Aim of the task:
Pick out each line in these entries that contains the string "JSON".

-- start Materials provided --

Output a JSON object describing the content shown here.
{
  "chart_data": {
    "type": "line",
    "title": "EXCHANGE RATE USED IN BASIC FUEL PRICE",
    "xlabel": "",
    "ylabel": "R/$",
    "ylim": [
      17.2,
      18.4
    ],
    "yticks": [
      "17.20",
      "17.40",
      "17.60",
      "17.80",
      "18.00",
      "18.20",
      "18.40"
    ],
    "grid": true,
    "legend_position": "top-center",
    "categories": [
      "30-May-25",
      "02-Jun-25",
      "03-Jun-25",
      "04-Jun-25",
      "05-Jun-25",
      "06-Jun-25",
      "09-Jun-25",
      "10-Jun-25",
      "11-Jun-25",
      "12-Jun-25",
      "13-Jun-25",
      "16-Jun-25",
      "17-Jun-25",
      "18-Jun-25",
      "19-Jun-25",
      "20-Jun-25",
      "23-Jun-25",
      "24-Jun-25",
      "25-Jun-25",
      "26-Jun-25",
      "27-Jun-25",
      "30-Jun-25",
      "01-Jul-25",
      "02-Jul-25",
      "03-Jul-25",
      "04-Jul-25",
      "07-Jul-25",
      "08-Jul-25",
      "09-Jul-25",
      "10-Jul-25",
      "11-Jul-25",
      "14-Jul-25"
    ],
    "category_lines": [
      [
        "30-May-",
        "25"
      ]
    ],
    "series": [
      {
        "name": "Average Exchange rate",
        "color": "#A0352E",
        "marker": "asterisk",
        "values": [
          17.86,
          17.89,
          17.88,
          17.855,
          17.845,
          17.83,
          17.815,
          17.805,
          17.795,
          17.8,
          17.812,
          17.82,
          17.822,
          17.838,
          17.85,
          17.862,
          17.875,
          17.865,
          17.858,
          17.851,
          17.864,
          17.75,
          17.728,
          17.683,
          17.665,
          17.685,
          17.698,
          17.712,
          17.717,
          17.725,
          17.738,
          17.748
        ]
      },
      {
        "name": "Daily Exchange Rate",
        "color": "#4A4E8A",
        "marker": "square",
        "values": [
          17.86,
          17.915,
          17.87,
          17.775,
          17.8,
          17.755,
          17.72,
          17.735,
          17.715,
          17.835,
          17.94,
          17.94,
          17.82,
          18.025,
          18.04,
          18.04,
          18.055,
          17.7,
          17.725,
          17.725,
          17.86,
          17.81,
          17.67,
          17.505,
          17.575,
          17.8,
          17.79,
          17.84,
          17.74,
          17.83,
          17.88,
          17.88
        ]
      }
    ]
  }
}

-- end Materials provided --
-- start Materials provided --

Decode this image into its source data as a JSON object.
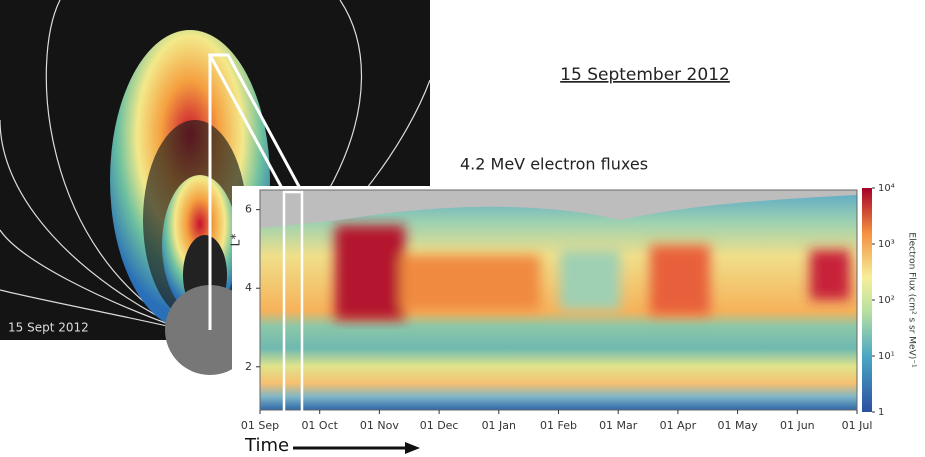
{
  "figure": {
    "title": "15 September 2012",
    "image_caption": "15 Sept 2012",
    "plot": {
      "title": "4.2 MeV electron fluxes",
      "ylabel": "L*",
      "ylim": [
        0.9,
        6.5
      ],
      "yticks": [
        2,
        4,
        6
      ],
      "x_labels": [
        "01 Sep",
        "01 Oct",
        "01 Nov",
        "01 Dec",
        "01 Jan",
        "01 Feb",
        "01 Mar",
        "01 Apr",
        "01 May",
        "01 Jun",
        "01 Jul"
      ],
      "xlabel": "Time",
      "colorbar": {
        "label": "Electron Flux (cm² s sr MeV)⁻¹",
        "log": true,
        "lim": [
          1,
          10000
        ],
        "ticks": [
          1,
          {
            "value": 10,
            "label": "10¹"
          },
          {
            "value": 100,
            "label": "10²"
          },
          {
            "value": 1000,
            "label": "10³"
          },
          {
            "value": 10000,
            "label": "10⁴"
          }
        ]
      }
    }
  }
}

-- end Materials provided --

Output:
Output a JSON object describing the content shown here.
Decode this image into its source data as a JSON object.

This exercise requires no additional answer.